**Your goal**.
Every line that contains the word "sono" should be copied.

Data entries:
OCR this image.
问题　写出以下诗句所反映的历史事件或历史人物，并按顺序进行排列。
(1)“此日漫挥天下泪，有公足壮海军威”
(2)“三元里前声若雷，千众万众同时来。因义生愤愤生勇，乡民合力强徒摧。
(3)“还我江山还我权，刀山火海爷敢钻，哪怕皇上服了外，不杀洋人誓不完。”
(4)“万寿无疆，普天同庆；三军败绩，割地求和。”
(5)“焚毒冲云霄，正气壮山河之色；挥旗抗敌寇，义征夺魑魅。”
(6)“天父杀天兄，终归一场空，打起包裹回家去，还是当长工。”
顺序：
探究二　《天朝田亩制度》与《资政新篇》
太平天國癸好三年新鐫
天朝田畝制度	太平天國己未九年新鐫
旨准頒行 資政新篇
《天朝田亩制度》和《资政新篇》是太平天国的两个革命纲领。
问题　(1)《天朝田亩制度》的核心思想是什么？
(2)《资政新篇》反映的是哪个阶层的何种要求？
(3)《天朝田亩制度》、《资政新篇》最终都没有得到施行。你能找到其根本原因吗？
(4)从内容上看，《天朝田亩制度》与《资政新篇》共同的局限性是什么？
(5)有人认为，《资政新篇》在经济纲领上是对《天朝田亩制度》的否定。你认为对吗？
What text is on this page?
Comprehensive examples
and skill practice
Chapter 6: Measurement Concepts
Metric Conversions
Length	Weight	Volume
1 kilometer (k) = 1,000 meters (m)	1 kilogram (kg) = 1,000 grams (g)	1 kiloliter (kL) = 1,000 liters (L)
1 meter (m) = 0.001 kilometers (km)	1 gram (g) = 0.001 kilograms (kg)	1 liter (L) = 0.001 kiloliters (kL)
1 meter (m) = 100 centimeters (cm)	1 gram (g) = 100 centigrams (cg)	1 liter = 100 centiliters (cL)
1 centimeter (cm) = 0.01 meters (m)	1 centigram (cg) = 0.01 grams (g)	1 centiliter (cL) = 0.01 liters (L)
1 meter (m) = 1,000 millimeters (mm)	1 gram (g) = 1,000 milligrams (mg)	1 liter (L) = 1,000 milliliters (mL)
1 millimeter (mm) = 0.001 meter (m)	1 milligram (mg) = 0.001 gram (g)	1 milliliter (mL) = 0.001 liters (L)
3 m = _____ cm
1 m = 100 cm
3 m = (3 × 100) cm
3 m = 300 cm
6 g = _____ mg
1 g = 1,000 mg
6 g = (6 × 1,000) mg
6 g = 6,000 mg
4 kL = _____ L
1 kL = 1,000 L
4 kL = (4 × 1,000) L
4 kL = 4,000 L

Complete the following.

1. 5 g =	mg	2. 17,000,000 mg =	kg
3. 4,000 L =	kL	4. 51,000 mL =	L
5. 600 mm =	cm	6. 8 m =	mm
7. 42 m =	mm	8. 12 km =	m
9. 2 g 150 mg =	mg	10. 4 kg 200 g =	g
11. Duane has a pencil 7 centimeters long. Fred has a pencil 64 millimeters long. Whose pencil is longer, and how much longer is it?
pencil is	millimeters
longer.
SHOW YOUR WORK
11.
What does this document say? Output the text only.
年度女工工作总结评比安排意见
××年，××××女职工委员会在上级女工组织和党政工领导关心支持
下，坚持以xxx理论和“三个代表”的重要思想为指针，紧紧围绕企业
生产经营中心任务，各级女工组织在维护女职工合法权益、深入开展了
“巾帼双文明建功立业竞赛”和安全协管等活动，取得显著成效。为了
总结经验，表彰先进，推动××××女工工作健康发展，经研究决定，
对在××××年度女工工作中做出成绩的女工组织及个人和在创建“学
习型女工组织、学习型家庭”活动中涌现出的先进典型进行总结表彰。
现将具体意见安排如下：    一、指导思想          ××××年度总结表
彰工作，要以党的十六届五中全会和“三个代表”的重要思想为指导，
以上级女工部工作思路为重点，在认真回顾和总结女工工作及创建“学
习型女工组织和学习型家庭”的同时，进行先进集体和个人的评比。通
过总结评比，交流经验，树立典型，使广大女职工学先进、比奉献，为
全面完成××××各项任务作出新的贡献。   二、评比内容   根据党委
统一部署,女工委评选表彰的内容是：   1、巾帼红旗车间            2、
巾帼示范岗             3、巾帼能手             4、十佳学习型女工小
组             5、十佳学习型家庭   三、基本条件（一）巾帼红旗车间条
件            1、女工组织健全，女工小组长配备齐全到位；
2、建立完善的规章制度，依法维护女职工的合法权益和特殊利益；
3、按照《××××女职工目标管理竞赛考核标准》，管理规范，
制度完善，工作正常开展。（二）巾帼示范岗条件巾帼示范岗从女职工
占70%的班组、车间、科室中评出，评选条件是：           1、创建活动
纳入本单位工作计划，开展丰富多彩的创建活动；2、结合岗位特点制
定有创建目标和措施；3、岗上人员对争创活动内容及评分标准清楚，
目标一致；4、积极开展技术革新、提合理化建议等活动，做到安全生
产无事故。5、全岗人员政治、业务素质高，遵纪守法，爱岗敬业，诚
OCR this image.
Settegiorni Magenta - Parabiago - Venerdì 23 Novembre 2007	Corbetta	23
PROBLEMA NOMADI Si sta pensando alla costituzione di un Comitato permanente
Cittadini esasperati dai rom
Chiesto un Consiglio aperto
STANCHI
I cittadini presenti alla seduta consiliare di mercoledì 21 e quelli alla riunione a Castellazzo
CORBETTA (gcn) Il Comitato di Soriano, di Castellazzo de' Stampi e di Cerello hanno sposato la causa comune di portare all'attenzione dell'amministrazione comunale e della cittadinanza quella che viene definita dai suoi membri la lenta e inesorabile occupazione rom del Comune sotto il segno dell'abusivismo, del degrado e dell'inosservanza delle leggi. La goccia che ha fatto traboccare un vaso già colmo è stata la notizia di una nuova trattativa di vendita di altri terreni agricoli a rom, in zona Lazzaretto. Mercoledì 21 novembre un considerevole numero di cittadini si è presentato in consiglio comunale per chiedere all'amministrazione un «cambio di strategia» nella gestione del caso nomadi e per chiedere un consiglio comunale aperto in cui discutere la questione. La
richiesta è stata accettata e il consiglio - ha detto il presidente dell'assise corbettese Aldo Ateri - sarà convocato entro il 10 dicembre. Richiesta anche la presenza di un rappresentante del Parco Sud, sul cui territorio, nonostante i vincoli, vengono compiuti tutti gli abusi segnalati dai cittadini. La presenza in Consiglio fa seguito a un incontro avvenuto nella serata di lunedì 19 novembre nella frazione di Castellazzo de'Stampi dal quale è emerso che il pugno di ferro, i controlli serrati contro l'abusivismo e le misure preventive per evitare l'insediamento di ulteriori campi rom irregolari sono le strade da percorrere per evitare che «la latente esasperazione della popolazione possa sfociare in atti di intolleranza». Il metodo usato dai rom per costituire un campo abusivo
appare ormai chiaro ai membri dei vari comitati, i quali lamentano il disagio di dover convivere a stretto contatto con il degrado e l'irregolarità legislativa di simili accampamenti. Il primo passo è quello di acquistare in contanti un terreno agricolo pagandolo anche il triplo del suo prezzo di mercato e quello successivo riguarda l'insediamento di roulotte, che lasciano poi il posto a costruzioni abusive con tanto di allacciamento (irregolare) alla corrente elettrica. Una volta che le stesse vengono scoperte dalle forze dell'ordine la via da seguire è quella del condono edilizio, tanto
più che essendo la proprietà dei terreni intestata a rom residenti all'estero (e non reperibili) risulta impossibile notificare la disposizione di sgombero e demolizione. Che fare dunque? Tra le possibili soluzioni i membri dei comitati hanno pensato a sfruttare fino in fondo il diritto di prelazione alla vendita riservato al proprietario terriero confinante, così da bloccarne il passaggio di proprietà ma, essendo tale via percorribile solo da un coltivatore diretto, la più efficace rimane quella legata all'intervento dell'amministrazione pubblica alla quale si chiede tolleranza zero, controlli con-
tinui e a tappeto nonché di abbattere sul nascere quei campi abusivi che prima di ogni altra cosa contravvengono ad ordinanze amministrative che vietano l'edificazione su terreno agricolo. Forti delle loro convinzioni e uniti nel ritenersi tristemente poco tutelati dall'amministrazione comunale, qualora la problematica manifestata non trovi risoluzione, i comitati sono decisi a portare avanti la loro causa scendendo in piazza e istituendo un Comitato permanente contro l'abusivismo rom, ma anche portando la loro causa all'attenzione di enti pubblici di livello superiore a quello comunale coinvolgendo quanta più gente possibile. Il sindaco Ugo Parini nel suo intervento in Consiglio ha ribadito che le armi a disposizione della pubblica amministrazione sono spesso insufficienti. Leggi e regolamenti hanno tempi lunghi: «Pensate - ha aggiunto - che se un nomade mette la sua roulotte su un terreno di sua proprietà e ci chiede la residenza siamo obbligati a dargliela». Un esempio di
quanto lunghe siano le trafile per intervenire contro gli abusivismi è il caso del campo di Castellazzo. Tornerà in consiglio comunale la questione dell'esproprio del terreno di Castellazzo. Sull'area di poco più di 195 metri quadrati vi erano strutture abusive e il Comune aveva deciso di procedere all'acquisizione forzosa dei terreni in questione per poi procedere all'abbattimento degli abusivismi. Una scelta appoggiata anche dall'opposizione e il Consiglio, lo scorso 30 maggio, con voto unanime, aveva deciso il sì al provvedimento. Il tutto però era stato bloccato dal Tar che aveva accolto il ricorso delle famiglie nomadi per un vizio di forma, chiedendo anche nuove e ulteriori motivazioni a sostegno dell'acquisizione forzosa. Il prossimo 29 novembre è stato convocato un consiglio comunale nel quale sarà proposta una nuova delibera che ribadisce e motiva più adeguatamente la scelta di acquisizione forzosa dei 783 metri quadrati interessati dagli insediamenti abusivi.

**Result below**.
richiesta è stata accettata e il consiglio - ha detto il presidente dell'assise corbettese Aldo Ateri - sarà convocato entro il 10 dicembre. Richiesta anche la presenza di un rappresentante del Parco Sud, sul cui territorio, nonostante i vincoli, vengono compiuti tutti gli abusi segnalati dai cittadini. La presenza in Consiglio fa seguito a un incontro avvenuto nella serata di lunedì 19 novembre nella frazione di Castellazzo de'Stampi dal quale è emerso che il pugno di ferro, i controlli serrati contro l'abusivismo e le misure preventive per evitare l'insediamento di ulteriori campi rom irregolari sono le strade da percorrere per evitare che «la latente esasperazione della popolazione possa sfociare in atti di intolleranza». Il metodo usato dai rom per costituire un campo abusivo
tinui e a tappeto nonché di abbattere sul nascere quei campi abusivi che prima di ogni altra cosa contravvengono ad ordinanze amministrative che vietano l'edificazione su terreno agricolo. Forti delle loro convinzioni e uniti nel ritenersi tristemente poco tutelati dall'amministrazione comunale, qualora la problematica manifestata non trovi risoluzione, i comitati sono decisi a portare avanti la loro causa scendendo in piazza e istituendo un Comitato permanente contro l'abusivismo rom, ma anche portando la loro causa all'attenzione di enti pubblici di livello superiore a quello comunale coinvolgendo quanta più gente possibile. Il sindaco Ugo Parini nel suo intervento in Consiglio ha ribadito che le armi a disposizione della pubblica amministrazione sono spesso insufficienti. Leggi e regolamenti hanno tempi lunghi: «Pensate - ha aggiunto - che se un nomade mette la sua roulotte su un terreno di sua proprietà e ci chiede la residenza siamo obbligati a dargliela». Un esempio di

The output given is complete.